Start of LISTING

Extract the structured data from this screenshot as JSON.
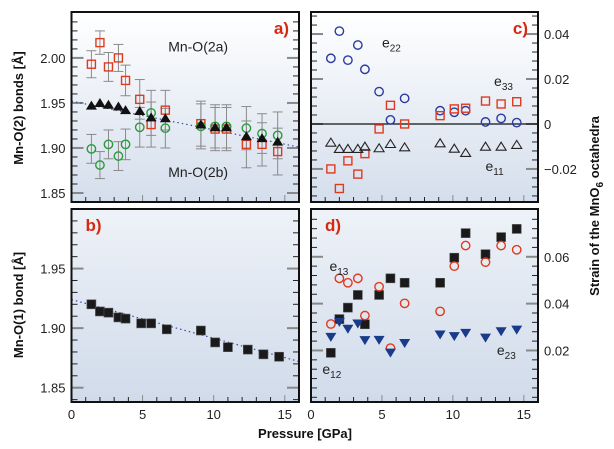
{
  "chart_data": [
    {
      "id": "a",
      "type": "scatter",
      "panel_label": "a)",
      "title": "",
      "xlabel": "Pressure [GPa]",
      "ylabel": "Mn-O(2) bonds [Å]",
      "xlim": [
        0,
        16
      ],
      "ylim": [
        1.84,
        2.051
      ],
      "xticks": [
        0,
        5,
        10,
        15
      ],
      "yticks": [
        1.85,
        1.9,
        1.95,
        2.0
      ],
      "ytick_labels": [
        "1.85",
        "1.90",
        "1.95",
        "2.00"
      ],
      "y_axis_side": "left",
      "grid": false,
      "annotations": [
        {
          "text": "Mn-O(2a)",
          "x": 6.8,
          "y": 2.007
        },
        {
          "text": "Mn-O(2b)",
          "x": 6.8,
          "y": 1.868
        }
      ],
      "x": [
        1.4,
        2.0,
        2.6,
        3.3,
        3.8,
        4.8,
        5.6,
        6.6,
        9.1,
        10.1,
        10.9,
        12.3,
        13.4,
        14.5
      ],
      "series": [
        {
          "name": "Mn-O(2a)",
          "marker": "open-square",
          "color": "#e03a1e",
          "values": [
            1.993,
            2.017,
            1.99,
            2.0,
            1.975,
            1.954,
            1.926,
            1.942,
            1.927,
            1.921,
            1.921,
            1.904,
            1.904,
            1.896
          ],
          "errors": [
            0.015,
            0.013,
            0.016,
            0.015,
            0.017,
            0.022,
            0.025,
            0.022,
            0.025,
            0.024,
            0.024,
            0.026,
            0.024,
            0.026
          ]
        },
        {
          "name": "Mn-O(2b)",
          "marker": "open-circle",
          "color": "#2a9a3a",
          "values": [
            1.899,
            1.881,
            1.904,
            1.891,
            1.904,
            1.923,
            1.939,
            1.922,
            1.924,
            1.924,
            1.924,
            1.922,
            1.916,
            1.914
          ],
          "errors": [
            0.016,
            0.015,
            0.016,
            0.016,
            0.017,
            0.022,
            0.025,
            0.022,
            0.025,
            0.024,
            0.024,
            0.024,
            0.022,
            0.026
          ]
        },
        {
          "name": "Mn-O(2) average",
          "marker": "filled-triangle-up",
          "color": "#111111",
          "values": [
            1.947,
            1.95,
            1.948,
            1.946,
            1.942,
            1.941,
            1.934,
            1.933,
            1.926,
            1.923,
            1.923,
            1.913,
            1.911,
            1.907
          ]
        }
      ],
      "fit_line": {
        "style": "dotted",
        "color": "#3a4aa8",
        "x": [
          0,
          16
        ],
        "y": [
          1.952,
          1.901
        ]
      }
    },
    {
      "id": "b",
      "type": "scatter",
      "panel_label": "b)",
      "xlabel": "Pressure [GPa]",
      "ylabel": "Mn-O(1) bond [Å]",
      "xlim": [
        0,
        16
      ],
      "ylim": [
        1.838,
        2.0
      ],
      "xticks": [
        0,
        5,
        10,
        15
      ],
      "xtick_labels": [
        "0",
        "5",
        "10",
        "15"
      ],
      "yticks": [
        1.85,
        1.9,
        1.95
      ],
      "ytick_labels": [
        "1.85",
        "1.90",
        "1.95"
      ],
      "y_axis_side": "left",
      "grid": false,
      "x": [
        1.4,
        2.0,
        2.6,
        3.3,
        3.8,
        4.9,
        5.6,
        6.7,
        9.1,
        10.1,
        11.0,
        12.4,
        13.5,
        14.6
      ],
      "series": [
        {
          "name": "Mn-O(1)",
          "marker": "filled-square",
          "color": "#1a1a1a",
          "values": [
            1.92,
            1.914,
            1.913,
            1.909,
            1.908,
            1.904,
            1.904,
            1.899,
            1.898,
            1.888,
            1.884,
            1.882,
            1.878,
            1.876
          ]
        }
      ],
      "fit_line": {
        "style": "dotted",
        "color": "#3a4aa8",
        "x": [
          0,
          16
        ],
        "y": [
          1.924,
          1.872
        ]
      }
    },
    {
      "id": "c",
      "type": "scatter",
      "panel_label": "c)",
      "ylabel": "Strain of the MnO6 octahedra",
      "xlim": [
        0,
        16
      ],
      "ylim": [
        -0.0347,
        0.0498
      ],
      "xticks": [
        0,
        5,
        10,
        15
      ],
      "yticks": [
        -0.02,
        0,
        0.02,
        0.04
      ],
      "ytick_labels": [
        "−0.02",
        "0",
        "0.02",
        "0.04"
      ],
      "y_axis_side": "right",
      "zero_line": true,
      "grid": false,
      "annotations": [
        {
          "text": "e",
          "sub": "22",
          "x": 5.0,
          "y": 0.034
        },
        {
          "text": "e",
          "sub": "33",
          "x": 12.9,
          "y": 0.017
        },
        {
          "text": "e",
          "sub": "11",
          "x": 12.3,
          "y": -0.021
        }
      ],
      "x": [
        1.4,
        2.0,
        2.6,
        3.3,
        3.8,
        4.8,
        5.6,
        6.6,
        9.1,
        10.1,
        10.9,
        12.3,
        13.4,
        14.5
      ],
      "series": [
        {
          "name": "e22",
          "marker": "open-circle",
          "color": "#2a3aa0",
          "values": [
            0.0292,
            0.0413,
            0.0284,
            0.0351,
            0.0243,
            0.0144,
            0.0018,
            0.0114,
            0.0059,
            0.0052,
            0.0059,
            0.0009,
            0.0025,
            0.0006
          ]
        },
        {
          "name": "e33",
          "marker": "open-square",
          "color": "#e03a1e",
          "values": [
            -0.02,
            -0.0287,
            -0.0164,
            -0.0223,
            -0.0132,
            -0.0022,
            0.0083,
            0.0,
            0.0037,
            0.0067,
            0.007,
            0.0102,
            0.0089,
            0.0099
          ]
        },
        {
          "name": "e11",
          "marker": "open-triangle-up",
          "color": "#222222",
          "values": [
            -0.0083,
            -0.0111,
            -0.0111,
            -0.0111,
            -0.0101,
            -0.0108,
            -0.0089,
            -0.0104,
            -0.0086,
            -0.011,
            -0.0129,
            -0.0101,
            -0.0101,
            -0.0093
          ]
        }
      ]
    },
    {
      "id": "d",
      "type": "scatter",
      "panel_label": "d)",
      "xlabel": "Pressure [GPa]",
      "ylabel": "Strain of the MnO6 octahedra",
      "xlim": [
        0,
        16
      ],
      "ylim": [
        -0.002,
        0.0804
      ],
      "xticks": [
        0,
        5,
        10,
        15
      ],
      "xtick_labels": [
        "0",
        "5",
        "10",
        "15"
      ],
      "yticks": [
        0.02,
        0.04,
        0.06
      ],
      "ytick_labels": [
        "0.02",
        "0.04",
        "0.06"
      ],
      "y_axis_side": "right",
      "grid": false,
      "annotations": [
        {
          "text": "e",
          "sub": "13",
          "x": 1.3,
          "y": 0.054
        },
        {
          "text": "e",
          "sub": "12",
          "x": 0.8,
          "y": 0.01
        },
        {
          "text": "e",
          "sub": "23",
          "x": 13.1,
          "y": 0.018
        }
      ],
      "x": [
        1.4,
        2.0,
        2.6,
        3.3,
        3.8,
        4.8,
        5.6,
        6.6,
        9.1,
        10.1,
        10.9,
        12.3,
        13.4,
        14.5
      ],
      "series": [
        {
          "name": "e12",
          "marker": "filled-square",
          "color": "#1a1a1a",
          "values": [
            0.019,
            0.0334,
            0.0383,
            0.0437,
            0.0312,
            0.0437,
            0.0508,
            0.0489,
            0.0489,
            0.0596,
            0.0701,
            0.0611,
            0.0684,
            0.0719
          ]
        },
        {
          "name": "e13",
          "marker": "open-circle",
          "color": "#e03a1e",
          "values": [
            0.0313,
            0.0508,
            0.0489,
            0.0508,
            0.0349,
            0.0472,
            0.021,
            0.0401,
            0.0367,
            0.056,
            0.0648,
            0.0577,
            0.0648,
            0.063
          ]
        },
        {
          "name": "e23",
          "marker": "filled-triangle-down",
          "color": "#1a3a8a",
          "values": [
            0.0258,
            0.0322,
            0.0293,
            0.0315,
            0.0244,
            0.0245,
            0.0191,
            0.0232,
            0.0268,
            0.0261,
            0.0275,
            0.0255,
            0.0282,
            0.0289
          ]
        }
      ]
    }
  ],
  "labels": {
    "left_ylabel_top": "Mn-O(2) bonds [Å]",
    "left_ylabel_bottom": "Mn-O(1) bond [Å]",
    "right_ylabel_prefix": "Strain of the MnO",
    "right_ylabel_sub": "6",
    "right_ylabel_suffix": " octahedra",
    "xlabel": "Pressure [GPa]"
  }
}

End of LISTING

TASK BRIEF: In the listing above, locate each line with "name" and copy it.

TASK ANSWER:
          "name": "Mn-O(2a)",
          "name": "Mn-O(2b)",
          "name": "Mn-O(2) average",
          "name": "Mn-O(1)",
          "name": "e22",
          "name": "e33",
          "name": "e11",
          "name": "e12",
          "name": "e13",
          "name": "e23",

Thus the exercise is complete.